::: DATA SHOWN

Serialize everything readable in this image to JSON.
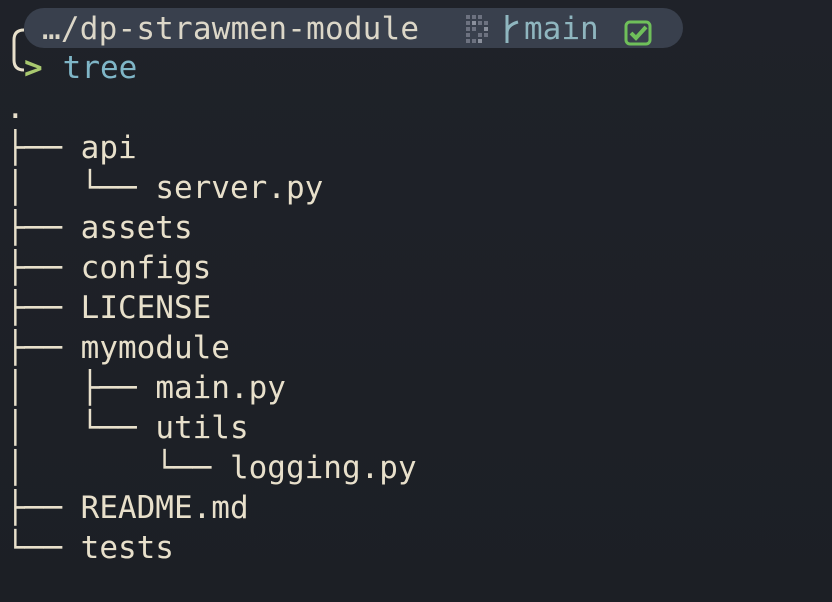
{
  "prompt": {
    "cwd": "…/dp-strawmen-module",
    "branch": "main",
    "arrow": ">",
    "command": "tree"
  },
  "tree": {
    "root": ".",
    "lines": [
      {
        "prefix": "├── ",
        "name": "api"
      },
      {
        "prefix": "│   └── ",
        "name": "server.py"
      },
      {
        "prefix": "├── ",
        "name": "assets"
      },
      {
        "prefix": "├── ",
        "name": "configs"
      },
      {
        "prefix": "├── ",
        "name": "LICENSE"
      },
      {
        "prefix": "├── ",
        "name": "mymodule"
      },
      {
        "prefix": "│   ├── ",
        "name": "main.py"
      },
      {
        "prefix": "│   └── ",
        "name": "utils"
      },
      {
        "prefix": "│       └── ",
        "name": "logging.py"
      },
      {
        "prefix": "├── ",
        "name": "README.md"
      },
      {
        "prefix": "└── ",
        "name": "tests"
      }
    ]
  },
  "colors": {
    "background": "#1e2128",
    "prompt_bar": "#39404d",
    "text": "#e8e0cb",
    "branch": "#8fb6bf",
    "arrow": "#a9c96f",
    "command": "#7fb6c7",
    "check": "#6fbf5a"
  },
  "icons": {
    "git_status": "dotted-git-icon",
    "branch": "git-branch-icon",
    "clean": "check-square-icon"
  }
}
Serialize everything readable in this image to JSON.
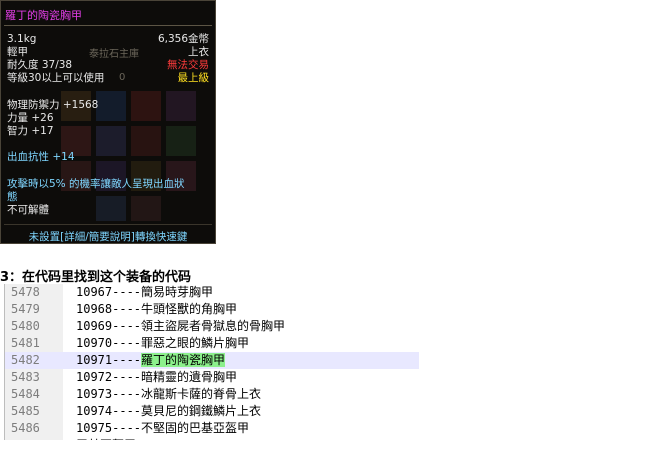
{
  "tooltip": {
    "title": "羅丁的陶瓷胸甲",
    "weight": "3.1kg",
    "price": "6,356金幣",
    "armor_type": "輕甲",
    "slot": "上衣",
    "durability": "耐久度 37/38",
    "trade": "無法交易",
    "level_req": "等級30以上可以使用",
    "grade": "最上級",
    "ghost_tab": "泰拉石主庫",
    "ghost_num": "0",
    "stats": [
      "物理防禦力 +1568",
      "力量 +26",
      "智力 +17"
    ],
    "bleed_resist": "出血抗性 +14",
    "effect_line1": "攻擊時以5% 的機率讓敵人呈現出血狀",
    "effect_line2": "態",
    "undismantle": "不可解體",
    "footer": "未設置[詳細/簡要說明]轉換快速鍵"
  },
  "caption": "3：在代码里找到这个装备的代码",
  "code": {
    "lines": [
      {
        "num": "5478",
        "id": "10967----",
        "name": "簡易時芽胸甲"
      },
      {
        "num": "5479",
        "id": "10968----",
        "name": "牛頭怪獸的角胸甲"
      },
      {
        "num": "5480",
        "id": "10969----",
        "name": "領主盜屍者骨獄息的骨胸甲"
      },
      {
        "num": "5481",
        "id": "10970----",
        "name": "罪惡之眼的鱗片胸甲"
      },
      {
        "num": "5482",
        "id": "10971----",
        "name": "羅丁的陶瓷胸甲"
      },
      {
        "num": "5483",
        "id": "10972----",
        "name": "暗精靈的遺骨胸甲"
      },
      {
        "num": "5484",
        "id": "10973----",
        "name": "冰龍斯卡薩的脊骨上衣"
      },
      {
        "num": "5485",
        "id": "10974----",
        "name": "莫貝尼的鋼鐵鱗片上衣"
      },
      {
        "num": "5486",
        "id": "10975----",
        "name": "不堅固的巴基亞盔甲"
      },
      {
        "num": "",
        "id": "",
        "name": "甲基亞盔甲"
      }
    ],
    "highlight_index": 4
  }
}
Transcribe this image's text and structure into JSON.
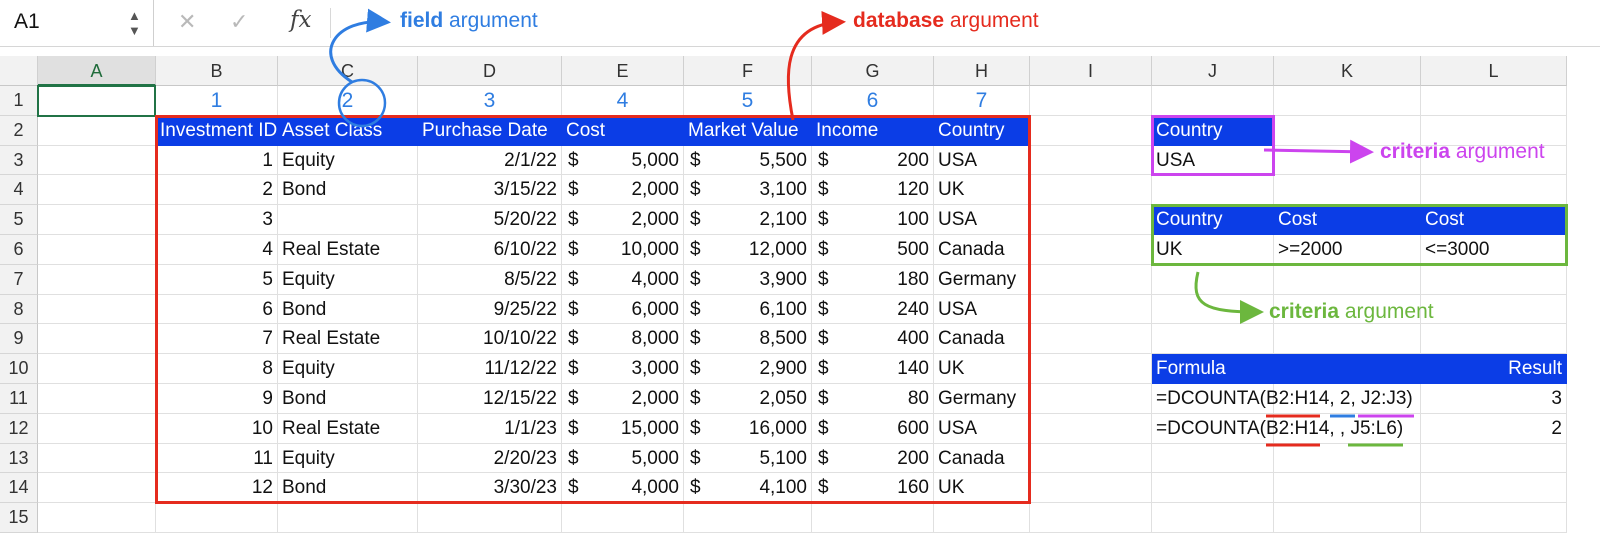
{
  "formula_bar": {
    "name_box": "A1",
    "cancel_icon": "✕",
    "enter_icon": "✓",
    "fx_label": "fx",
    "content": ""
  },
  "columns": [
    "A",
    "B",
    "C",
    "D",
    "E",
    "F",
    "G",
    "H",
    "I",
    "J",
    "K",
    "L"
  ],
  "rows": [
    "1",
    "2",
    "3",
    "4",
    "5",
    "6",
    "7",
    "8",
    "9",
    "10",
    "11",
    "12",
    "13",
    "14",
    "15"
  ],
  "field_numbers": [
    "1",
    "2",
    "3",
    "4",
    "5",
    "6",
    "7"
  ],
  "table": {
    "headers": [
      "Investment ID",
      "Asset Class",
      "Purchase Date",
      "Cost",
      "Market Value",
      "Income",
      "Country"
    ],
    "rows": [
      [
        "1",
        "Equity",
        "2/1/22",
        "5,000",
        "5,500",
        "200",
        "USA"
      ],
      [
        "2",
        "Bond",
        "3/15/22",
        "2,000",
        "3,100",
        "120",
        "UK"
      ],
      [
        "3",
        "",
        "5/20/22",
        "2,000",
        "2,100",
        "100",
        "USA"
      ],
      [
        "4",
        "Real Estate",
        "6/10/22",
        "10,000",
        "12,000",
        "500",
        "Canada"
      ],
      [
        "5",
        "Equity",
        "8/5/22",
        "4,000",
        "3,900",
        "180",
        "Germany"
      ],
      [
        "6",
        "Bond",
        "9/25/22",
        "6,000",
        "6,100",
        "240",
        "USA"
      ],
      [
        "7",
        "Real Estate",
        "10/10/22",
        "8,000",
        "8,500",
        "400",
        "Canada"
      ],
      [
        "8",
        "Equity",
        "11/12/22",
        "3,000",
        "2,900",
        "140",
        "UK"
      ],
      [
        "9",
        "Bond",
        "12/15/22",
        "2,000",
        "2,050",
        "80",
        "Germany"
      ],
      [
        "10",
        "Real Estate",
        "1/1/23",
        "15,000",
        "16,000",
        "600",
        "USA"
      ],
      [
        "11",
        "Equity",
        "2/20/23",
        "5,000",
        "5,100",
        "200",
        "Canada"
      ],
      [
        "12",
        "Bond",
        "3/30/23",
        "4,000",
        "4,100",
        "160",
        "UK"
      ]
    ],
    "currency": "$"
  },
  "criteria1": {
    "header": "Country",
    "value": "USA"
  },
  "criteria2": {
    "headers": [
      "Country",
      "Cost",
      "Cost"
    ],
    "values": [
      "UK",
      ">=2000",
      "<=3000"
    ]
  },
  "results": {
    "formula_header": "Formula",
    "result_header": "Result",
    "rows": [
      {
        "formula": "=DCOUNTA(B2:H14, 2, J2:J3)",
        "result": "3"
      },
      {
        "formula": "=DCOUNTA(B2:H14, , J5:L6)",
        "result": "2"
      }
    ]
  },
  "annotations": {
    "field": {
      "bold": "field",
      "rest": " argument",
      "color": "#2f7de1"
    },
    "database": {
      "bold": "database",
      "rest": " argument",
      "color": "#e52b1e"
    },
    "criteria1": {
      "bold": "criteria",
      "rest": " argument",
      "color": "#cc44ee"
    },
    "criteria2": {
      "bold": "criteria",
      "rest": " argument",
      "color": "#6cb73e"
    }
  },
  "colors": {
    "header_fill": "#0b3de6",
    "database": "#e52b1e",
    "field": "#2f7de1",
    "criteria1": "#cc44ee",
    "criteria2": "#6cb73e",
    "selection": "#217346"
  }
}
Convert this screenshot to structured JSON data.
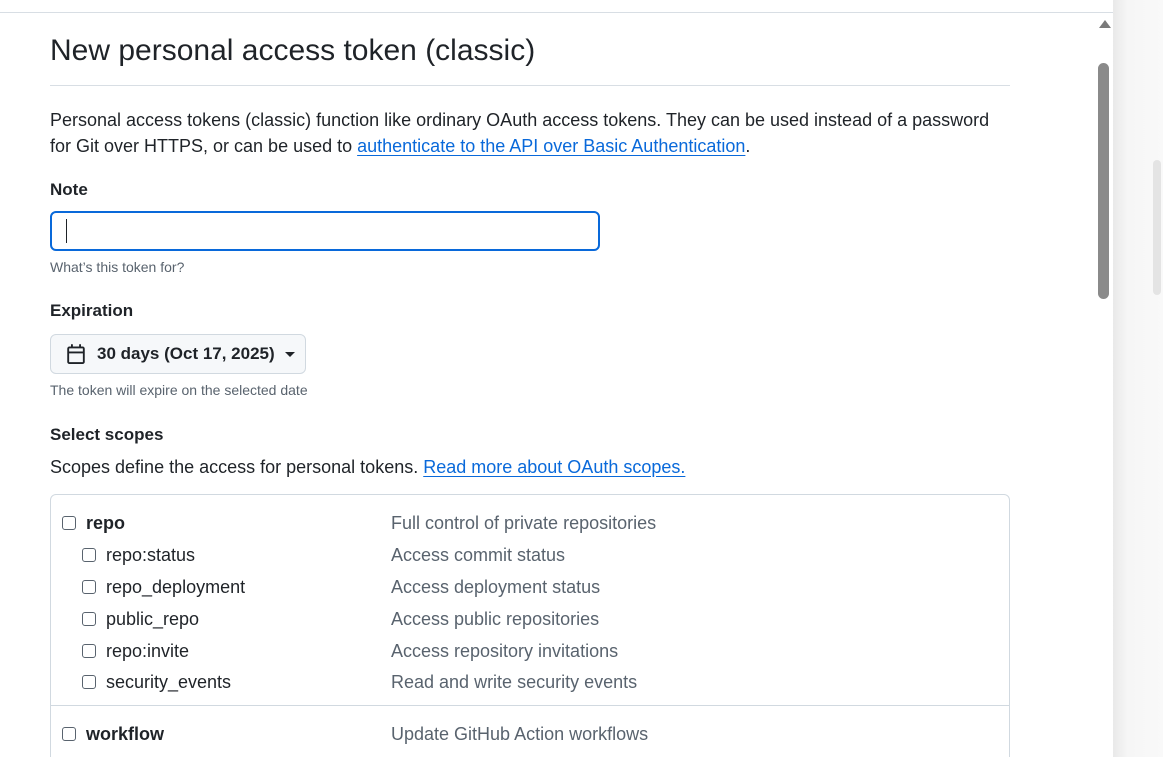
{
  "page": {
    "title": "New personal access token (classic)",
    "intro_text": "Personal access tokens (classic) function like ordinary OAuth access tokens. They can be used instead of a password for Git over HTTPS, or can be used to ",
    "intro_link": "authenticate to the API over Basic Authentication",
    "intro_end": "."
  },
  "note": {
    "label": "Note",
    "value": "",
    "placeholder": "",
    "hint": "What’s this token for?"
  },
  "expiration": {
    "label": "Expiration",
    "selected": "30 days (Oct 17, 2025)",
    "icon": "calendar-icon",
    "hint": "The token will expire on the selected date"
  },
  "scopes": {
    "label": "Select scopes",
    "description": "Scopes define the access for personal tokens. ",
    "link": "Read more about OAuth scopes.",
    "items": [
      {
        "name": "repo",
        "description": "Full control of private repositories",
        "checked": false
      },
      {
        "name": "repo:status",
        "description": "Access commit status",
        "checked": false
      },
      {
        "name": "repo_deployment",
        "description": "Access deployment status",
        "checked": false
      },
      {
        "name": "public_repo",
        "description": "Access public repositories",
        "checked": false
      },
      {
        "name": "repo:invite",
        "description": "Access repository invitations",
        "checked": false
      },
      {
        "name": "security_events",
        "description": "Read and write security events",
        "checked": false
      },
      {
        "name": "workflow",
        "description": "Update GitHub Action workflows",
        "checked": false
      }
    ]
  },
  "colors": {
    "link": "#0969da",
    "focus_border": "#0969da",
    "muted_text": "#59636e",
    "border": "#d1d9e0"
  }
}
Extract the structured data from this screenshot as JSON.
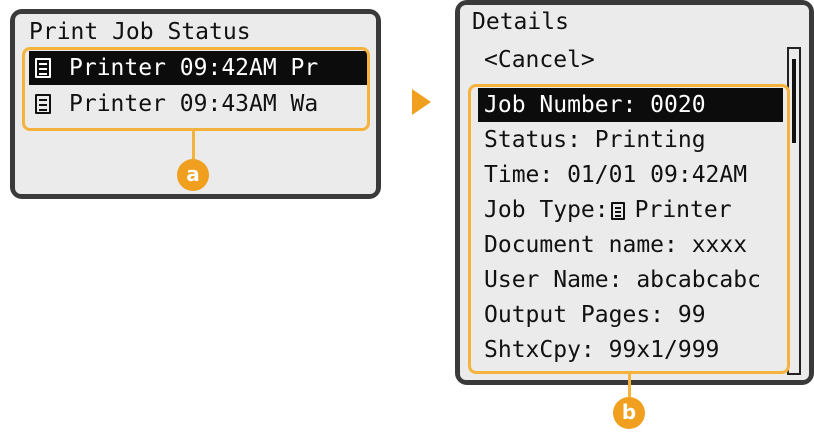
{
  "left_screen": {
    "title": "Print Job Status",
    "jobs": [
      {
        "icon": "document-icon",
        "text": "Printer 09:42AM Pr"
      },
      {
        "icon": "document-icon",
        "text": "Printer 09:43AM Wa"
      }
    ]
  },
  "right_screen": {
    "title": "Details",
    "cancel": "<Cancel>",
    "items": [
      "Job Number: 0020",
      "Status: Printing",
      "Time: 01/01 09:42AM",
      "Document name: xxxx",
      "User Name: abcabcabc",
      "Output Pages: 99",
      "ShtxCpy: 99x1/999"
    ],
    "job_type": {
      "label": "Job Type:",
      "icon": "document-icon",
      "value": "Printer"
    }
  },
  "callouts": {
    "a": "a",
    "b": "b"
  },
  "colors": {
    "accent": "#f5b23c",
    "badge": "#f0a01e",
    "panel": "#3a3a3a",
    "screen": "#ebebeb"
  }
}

::::::

— AIM OF THE TASK —
Look through the material and copy each line that has "bold".

— RESULT —
      "bold": "field",
      "bold": "database",
      "bold": "criteria",
      "bold": "criteria",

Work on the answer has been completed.